__PROBLEM TO WORK ON__:
Copy out all of the material exactly as presented.

__DATA FOR THIS TASK__:
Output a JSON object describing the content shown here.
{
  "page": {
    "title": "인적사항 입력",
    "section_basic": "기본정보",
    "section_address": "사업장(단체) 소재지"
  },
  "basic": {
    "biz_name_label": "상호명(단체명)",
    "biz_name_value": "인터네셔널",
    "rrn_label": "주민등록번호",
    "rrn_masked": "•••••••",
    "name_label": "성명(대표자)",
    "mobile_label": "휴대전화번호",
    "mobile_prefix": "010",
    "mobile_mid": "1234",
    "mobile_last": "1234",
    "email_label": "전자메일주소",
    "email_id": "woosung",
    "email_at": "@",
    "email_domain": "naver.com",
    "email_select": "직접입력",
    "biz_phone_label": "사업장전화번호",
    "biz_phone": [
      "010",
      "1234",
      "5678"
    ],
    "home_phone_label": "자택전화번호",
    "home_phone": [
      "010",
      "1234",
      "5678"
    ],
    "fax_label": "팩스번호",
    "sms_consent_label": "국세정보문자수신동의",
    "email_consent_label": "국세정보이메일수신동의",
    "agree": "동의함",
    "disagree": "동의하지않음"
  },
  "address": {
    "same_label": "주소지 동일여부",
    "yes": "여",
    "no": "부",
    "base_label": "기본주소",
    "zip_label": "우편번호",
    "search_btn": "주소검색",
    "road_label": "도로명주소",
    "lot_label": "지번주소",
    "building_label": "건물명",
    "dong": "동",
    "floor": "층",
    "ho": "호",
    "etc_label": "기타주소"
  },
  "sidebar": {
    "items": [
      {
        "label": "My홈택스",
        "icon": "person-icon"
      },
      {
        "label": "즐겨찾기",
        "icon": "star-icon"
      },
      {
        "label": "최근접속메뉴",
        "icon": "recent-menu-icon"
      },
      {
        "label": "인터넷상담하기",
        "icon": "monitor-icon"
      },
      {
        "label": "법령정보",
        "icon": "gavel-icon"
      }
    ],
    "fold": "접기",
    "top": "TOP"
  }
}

__SOLUTION__:
Output a JSON object describing the content shown here.
{
  "page": {
    "title": "인적사항 입력",
    "section_basic": "기본정보",
    "section_address": "사업장(단체) 소재지"
  },
  "basic": {
    "biz_name_label": "상호명(단체명)",
    "biz_name_value": "인터네셔널",
    "rrn_label": "주민등록번호",
    "rrn_masked": "•••••••",
    "name_label": "성명(대표자)",
    "mobile_label": "휴대전화번호",
    "mobile_prefix": "010",
    "mobile_mid": "1234",
    "mobile_last": "1234",
    "email_label": "전자메일주소",
    "email_id": "woosung",
    "email_at": "@",
    "email_domain": "naver.com",
    "email_select": "직접입력",
    "biz_phone_label": "사업장전화번호",
    "biz_phone": [
      "010",
      "1234",
      "5678"
    ],
    "home_phone_label": "자택전화번호",
    "home_phone": [
      "010",
      "1234",
      "5678"
    ],
    "fax_label": "팩스번호",
    "sms_consent_label": "국세정보문자수신동의",
    "email_consent_label": "국세정보이메일수신동의",
    "agree": "동의함",
    "disagree": "동의하지않음"
  },
  "address": {
    "same_label": "주소지 동일여부",
    "yes": "여",
    "no": "부",
    "base_label": "기본주소",
    "zip_label": "우편번호",
    "search_btn": "주소검색",
    "road_label": "도로명주소",
    "lot_label": "지번주소",
    "building_label": "건물명",
    "dong": "동",
    "floor": "층",
    "ho": "호",
    "etc_label": "기타주소"
  },
  "sidebar": {
    "items": [
      {
        "label": "My홈택스",
        "icon": "person-icon"
      },
      {
        "label": "즐겨찾기",
        "icon": "star-icon"
      },
      {
        "label": "최근접속메뉴",
        "icon": "recent-menu-icon"
      },
      {
        "label": "인터넷상담하기",
        "icon": "monitor-icon"
      },
      {
        "label": "법령정보",
        "icon": "gavel-icon"
      }
    ],
    "fold": "접기",
    "top": "TOP"
  }
}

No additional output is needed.